Excerpt provided —

Between 14th and 20th October 2012 we took part in a Study Session ‘Youth Advocacy for Peace’, which took place at the European Youth Center in Budapest. The aim of the study session was to provide theoretical background and practical skills in peace advocacy as well as space for networking and exchange of experiences, good practices and ideas for young activists and leaders. We were among 31 participants, who are involved in at least one of the fields of peace building, conflict transformation, advocacy for peace, youth and social work or inter-cultural learning in more than 15 countries.


Part of the group at work, from left to right: Elena Georgalla (Greece); Nik Paddison (UK); Serkan Kurucu (Turkey); Maj Grasten (Denmark); Iulia Socea (Romania); Dominika Kasprzak (Poland); Satenik Baghdasaryan (Armenia); Fanny Tittel-Mosser (France). Photo by Albina Hajimahammadova.

Provided records —
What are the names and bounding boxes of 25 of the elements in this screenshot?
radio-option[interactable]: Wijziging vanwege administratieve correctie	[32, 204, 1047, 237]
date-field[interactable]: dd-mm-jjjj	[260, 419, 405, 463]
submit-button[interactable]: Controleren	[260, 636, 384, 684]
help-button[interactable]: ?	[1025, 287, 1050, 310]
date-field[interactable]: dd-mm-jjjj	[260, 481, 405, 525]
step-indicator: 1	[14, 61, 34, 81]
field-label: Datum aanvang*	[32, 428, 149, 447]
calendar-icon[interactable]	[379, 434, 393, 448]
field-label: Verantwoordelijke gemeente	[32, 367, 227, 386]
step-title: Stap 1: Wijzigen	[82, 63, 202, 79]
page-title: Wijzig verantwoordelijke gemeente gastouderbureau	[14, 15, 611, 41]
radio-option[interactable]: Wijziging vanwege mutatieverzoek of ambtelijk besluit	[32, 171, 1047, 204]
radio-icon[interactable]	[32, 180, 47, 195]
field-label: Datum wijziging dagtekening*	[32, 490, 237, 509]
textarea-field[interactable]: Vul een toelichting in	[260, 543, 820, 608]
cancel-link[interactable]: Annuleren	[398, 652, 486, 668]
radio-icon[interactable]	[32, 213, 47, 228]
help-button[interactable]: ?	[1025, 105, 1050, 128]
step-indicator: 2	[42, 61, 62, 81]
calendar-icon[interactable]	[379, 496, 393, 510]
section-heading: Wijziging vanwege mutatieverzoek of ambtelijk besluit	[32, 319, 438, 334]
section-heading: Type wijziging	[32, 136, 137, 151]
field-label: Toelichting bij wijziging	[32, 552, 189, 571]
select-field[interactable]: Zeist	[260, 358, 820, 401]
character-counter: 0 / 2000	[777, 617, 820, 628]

Activity A — In the study session text, rewrite the part from "Between 14th and" up to and including "by Albina Hajimahammadova.", replacing "Budapest" with "Strasbourg".
Activity B — According to the study session text, how many participants took part?

Solution A —
Between 14th and 20th October 2012 we took part in a Study Session ‘Youth Advocacy for Peace’, which took place at the European Youth Center in Strasbourg. The aim of the study session was to provide theoretical background and practical skills in peace advocacy as well as space for networking and exchange of experiences, good practices and ideas for young activists and leaders. We were among 31 participants, who are involved in at least one of the fields of peace building, conflict transformation, advocacy for peace, youth and social work or inter-cultural learning in more than 15 countries.


Part of the group at work, from left to right: Elena Georgalla (Greece); Nik Paddison (UK); Serkan Kurucu (Turkey); Maj Grasten (Denmark); Iulia Socea (Romania); Dominika Kasprzak (Poland); Satenik Baghdasaryan (Armenia); Fanny Tittel-Mosser (France). Photo by Albina Hajimahammadova.

Solution B — 31